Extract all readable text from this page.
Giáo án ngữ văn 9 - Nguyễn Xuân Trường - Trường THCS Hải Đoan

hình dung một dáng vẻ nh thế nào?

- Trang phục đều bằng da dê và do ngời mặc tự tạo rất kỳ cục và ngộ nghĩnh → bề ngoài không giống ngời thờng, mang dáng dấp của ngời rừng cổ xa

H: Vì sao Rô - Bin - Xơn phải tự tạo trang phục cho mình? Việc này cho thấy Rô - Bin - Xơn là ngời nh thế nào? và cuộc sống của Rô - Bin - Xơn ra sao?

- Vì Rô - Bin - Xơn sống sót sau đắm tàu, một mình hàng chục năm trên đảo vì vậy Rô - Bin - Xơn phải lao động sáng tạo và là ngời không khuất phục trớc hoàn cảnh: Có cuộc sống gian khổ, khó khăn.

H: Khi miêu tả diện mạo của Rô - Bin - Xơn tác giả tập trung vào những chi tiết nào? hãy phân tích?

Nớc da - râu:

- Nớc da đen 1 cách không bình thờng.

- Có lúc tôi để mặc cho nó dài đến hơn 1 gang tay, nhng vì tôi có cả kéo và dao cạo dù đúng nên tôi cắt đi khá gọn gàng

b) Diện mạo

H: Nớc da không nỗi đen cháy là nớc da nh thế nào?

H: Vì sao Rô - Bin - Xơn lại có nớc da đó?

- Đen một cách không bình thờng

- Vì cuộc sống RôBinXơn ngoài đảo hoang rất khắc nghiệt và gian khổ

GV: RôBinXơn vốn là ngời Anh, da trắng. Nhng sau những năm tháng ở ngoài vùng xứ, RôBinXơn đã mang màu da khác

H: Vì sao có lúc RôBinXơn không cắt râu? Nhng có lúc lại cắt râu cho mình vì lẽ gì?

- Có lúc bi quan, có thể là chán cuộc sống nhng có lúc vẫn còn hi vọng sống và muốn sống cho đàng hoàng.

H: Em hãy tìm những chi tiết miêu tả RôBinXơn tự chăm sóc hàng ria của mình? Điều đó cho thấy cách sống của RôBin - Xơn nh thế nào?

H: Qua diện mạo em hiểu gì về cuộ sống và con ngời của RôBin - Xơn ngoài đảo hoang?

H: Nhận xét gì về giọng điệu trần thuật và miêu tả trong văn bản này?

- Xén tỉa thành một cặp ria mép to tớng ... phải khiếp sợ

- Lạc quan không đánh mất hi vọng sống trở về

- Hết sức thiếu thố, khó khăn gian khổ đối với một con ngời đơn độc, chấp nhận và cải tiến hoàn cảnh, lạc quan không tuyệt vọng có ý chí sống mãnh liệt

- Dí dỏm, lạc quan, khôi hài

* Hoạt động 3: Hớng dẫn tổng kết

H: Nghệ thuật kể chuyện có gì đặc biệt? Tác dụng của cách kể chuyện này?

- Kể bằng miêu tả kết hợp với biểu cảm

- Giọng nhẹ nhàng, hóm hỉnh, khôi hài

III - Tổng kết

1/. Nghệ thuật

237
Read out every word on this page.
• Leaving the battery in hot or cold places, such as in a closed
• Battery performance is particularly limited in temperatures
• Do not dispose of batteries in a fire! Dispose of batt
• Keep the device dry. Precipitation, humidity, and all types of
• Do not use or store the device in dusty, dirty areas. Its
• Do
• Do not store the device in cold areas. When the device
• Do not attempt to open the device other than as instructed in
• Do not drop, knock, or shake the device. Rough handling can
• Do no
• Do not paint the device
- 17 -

---------------

Given instruction -> Go through the listing and copy all of it exactly.

Exercise answer ->
Extract all readable text from this page.
Giáo án ngữ văn 9 - Nguyễn Xuân Trường - Trường THCS Hải Đoan

hình dung một dáng vẻ nh thế nào?

- Trang phục đều bằng da dê và do ngời mặc tự tạo rất kỳ cục và ngộ nghĩnh → bề ngoài không giống ngời thờng, mang dáng dấp của ngời rừng cổ xa

H: Vì sao Rô - Bin - Xơn phải tự tạo trang phục cho mình? Việc này cho thấy Rô - Bin - Xơn là ngời nh thế nào? và cuộc sống của Rô - Bin - Xơn ra sao?

- Vì Rô - Bin - Xơn sống sót sau đắm tàu, một mình hàng chục năm trên đảo vì vậy Rô - Bin - Xơn phải lao động sáng tạo và là ngời không khuất phục trớc hoàn cảnh: Có cuộc sống gian khổ, khó khăn.

H: Khi miêu tả diện mạo của Rô - Bin - Xơn tác giả tập trung vào những chi tiết nào? hãy phân tích?

Nớc da - râu:

- Nớc da đen 1 cách không bình thờng.

- Có lúc tôi để mặc cho nó dài đến hơn 1 gang tay, nhng vì tôi có cả kéo và dao cạo dù đúng nên tôi cắt đi khá gọn gàng

b) Diện mạo

H: Nớc da không nỗi đen cháy là nớc da nh thế nào?

H: Vì sao Rô - Bin - Xơn lại có nớc da đó?

- Đen một cách không bình thờng

- Vì cuộc sống RôBinXơn ngoài đảo hoang rất khắc nghiệt và gian khổ

GV: RôBinXơn vốn là ngời Anh, da trắng. Nhng sau những năm tháng ở ngoài vùng xứ, RôBinXơn đã mang màu da khác

H: Vì sao có lúc RôBinXơn không cắt râu? Nhng có lúc lại cắt râu cho mình vì lẽ gì?

- Có lúc bi quan, có thể là chán cuộc sống nhng có lúc vẫn còn hi vọng sống và muốn sống cho đàng hoàng.

H: Em hãy tìm những chi tiết miêu tả RôBinXơn tự chăm sóc hàng ria của mình? Điều đó cho thấy cách sống của RôBin - Xơn nh thế nào?

H: Qua diện mạo em hiểu gì về cuộ sống và con ngời của RôBin - Xơn ngoài đảo hoang?

H: Nhận xét gì về giọng điệu trần thuật và miêu tả trong văn bản này?

- Xén tỉa thành một cặp ria mép to tớng ... phải khiếp sợ

- Lạc quan không đánh mất hi vọng sống trở về

- Hết sức thiếu thố, khó khăn gian khổ đối với một con ngời đơn độc, chấp nhận và cải tiến hoàn cảnh, lạc quan không tuyệt vọng có ý chí sống mãnh liệt

- Dí dỏm, lạc quan, khôi hài

* Hoạt động 3: Hớng dẫn tổng kết

H: Nghệ thuật kể chuyện có gì đặc biệt? Tác dụng của cách kể chuyện này?

- Kể bằng miêu tả kết hợp với biểu cảm

- Giọng nhẹ nhàng, hóm hỉnh, khôi hài

III - Tổng kết

1/. Nghệ thuật

237
Read out every word on this page.
• Leaving the battery in hot or cold places, such as in a closed
• Battery performance is particularly limited in temperatures
• Do not dispose of batteries in a fire! Dispose of batt
• Keep the device dry. Precipitation, humidity, and all types of
• Do not use or store the device in dusty, dirty areas. Its
• Do
• Do not store the device in cold areas. When the device
• Do not attempt to open the device other than as instructed in
• Do not drop, knock, or shake the device. Rough handling can
• Do no
• Do not paint the device
- 17 -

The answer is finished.